(Exercise aim) Leave out the pictures and copy everything else in the entries exactly.

(Information supplied)
(begin)
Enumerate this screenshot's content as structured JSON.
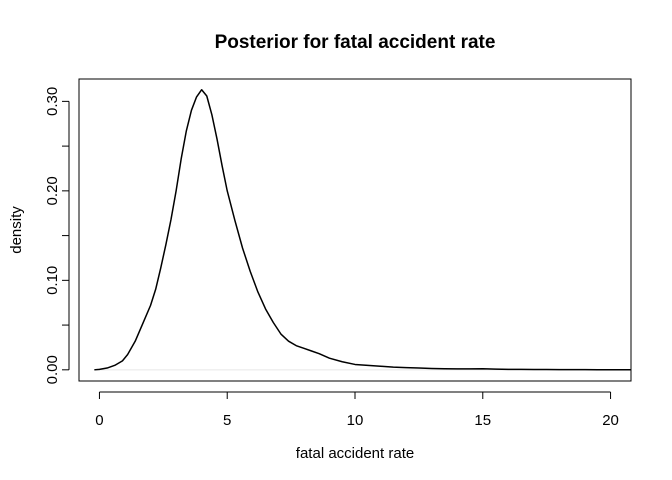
{
  "chart_data": {
    "type": "line",
    "title": "Posterior for fatal accident rate",
    "xlabel": "fatal accident rate",
    "ylabel": "density",
    "xlim": [
      -0.8,
      20.8
    ],
    "ylim": [
      -0.0125,
      0.325
    ],
    "x_ticks": [
      0,
      5,
      10,
      15,
      20
    ],
    "x_tick_labels": [
      "0",
      "5",
      "10",
      "15",
      "20"
    ],
    "y_ticks": [
      0.0,
      0.1,
      0.2,
      0.3
    ],
    "y_tick_labels": [
      "0.00",
      "0.10",
      "0.20",
      "0.30"
    ],
    "y_minor_ticks": [
      0.05,
      0.15,
      0.25
    ],
    "grid": false,
    "legend": "none",
    "line_color": "#000000",
    "baseline_color": "#e6e6e6",
    "series": [
      {
        "x": [
          -0.2,
          0.0,
          0.3,
          0.6,
          0.9,
          1.1,
          1.4,
          1.7,
          2.0,
          2.2,
          2.4,
          2.6,
          2.8,
          3.0,
          3.2,
          3.4,
          3.6,
          3.8,
          4.0,
          4.2,
          4.4,
          4.6,
          4.8,
          5.0,
          5.3,
          5.6,
          5.9,
          6.2,
          6.5,
          6.8,
          7.1,
          7.4,
          7.7,
          8.0,
          8.3,
          8.6,
          9.0,
          9.5,
          10.0,
          10.5,
          11.0,
          11.5,
          12.0,
          12.5,
          13.0,
          13.5,
          14.0,
          14.5,
          15.0,
          15.5,
          16.0,
          16.5,
          17.0,
          17.5,
          18.0,
          18.5,
          19.0,
          19.5,
          20.0,
          20.5,
          20.8
        ],
        "y": [
          0.0,
          0.0005,
          0.002,
          0.005,
          0.01,
          0.017,
          0.032,
          0.052,
          0.072,
          0.09,
          0.114,
          0.14,
          0.168,
          0.2,
          0.236,
          0.267,
          0.29,
          0.305,
          0.313,
          0.306,
          0.285,
          0.258,
          0.228,
          0.2,
          0.167,
          0.136,
          0.11,
          0.087,
          0.068,
          0.053,
          0.04,
          0.032,
          0.027,
          0.024,
          0.021,
          0.018,
          0.013,
          0.009,
          0.006,
          0.005,
          0.004,
          0.003,
          0.0025,
          0.002,
          0.0015,
          0.0012,
          0.001,
          0.001,
          0.0012,
          0.0008,
          0.0005,
          0.0005,
          0.0004,
          0.0003,
          0.0002,
          0.0002,
          0.0002,
          0.0001,
          0.0001,
          0.0001,
          0.0001
        ]
      }
    ]
  }
}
(end)
(Answer below)
Enumerate this screenshot's content as structured JSON.
{
  "chart_data": {
    "type": "line",
    "title": "Posterior for fatal accident rate",
    "xlabel": "fatal accident rate",
    "ylabel": "density",
    "xlim": [
      -0.8,
      20.8
    ],
    "ylim": [
      -0.0125,
      0.325
    ],
    "x_ticks": [
      0,
      5,
      10,
      15,
      20
    ],
    "x_tick_labels": [
      "0",
      "5",
      "10",
      "15",
      "20"
    ],
    "y_ticks": [
      0.0,
      0.1,
      0.2,
      0.3
    ],
    "y_tick_labels": [
      "0.00",
      "0.10",
      "0.20",
      "0.30"
    ],
    "y_minor_ticks": [
      0.05,
      0.15,
      0.25
    ],
    "grid": false,
    "legend": "none",
    "line_color": "#000000",
    "baseline_color": "#e6e6e6",
    "series": [
      {
        "x": [
          -0.2,
          0.0,
          0.3,
          0.6,
          0.9,
          1.1,
          1.4,
          1.7,
          2.0,
          2.2,
          2.4,
          2.6,
          2.8,
          3.0,
          3.2,
          3.4,
          3.6,
          3.8,
          4.0,
          4.2,
          4.4,
          4.6,
          4.8,
          5.0,
          5.3,
          5.6,
          5.9,
          6.2,
          6.5,
          6.8,
          7.1,
          7.4,
          7.7,
          8.0,
          8.3,
          8.6,
          9.0,
          9.5,
          10.0,
          10.5,
          11.0,
          11.5,
          12.0,
          12.5,
          13.0,
          13.5,
          14.0,
          14.5,
          15.0,
          15.5,
          16.0,
          16.5,
          17.0,
          17.5,
          18.0,
          18.5,
          19.0,
          19.5,
          20.0,
          20.5,
          20.8
        ],
        "y": [
          0.0,
          0.0005,
          0.002,
          0.005,
          0.01,
          0.017,
          0.032,
          0.052,
          0.072,
          0.09,
          0.114,
          0.14,
          0.168,
          0.2,
          0.236,
          0.267,
          0.29,
          0.305,
          0.313,
          0.306,
          0.285,
          0.258,
          0.228,
          0.2,
          0.167,
          0.136,
          0.11,
          0.087,
          0.068,
          0.053,
          0.04,
          0.032,
          0.027,
          0.024,
          0.021,
          0.018,
          0.013,
          0.009,
          0.006,
          0.005,
          0.004,
          0.003,
          0.0025,
          0.002,
          0.0015,
          0.0012,
          0.001,
          0.001,
          0.0012,
          0.0008,
          0.0005,
          0.0005,
          0.0004,
          0.0003,
          0.0002,
          0.0002,
          0.0002,
          0.0001,
          0.0001,
          0.0001,
          0.0001
        ]
      }
    ]
  }
}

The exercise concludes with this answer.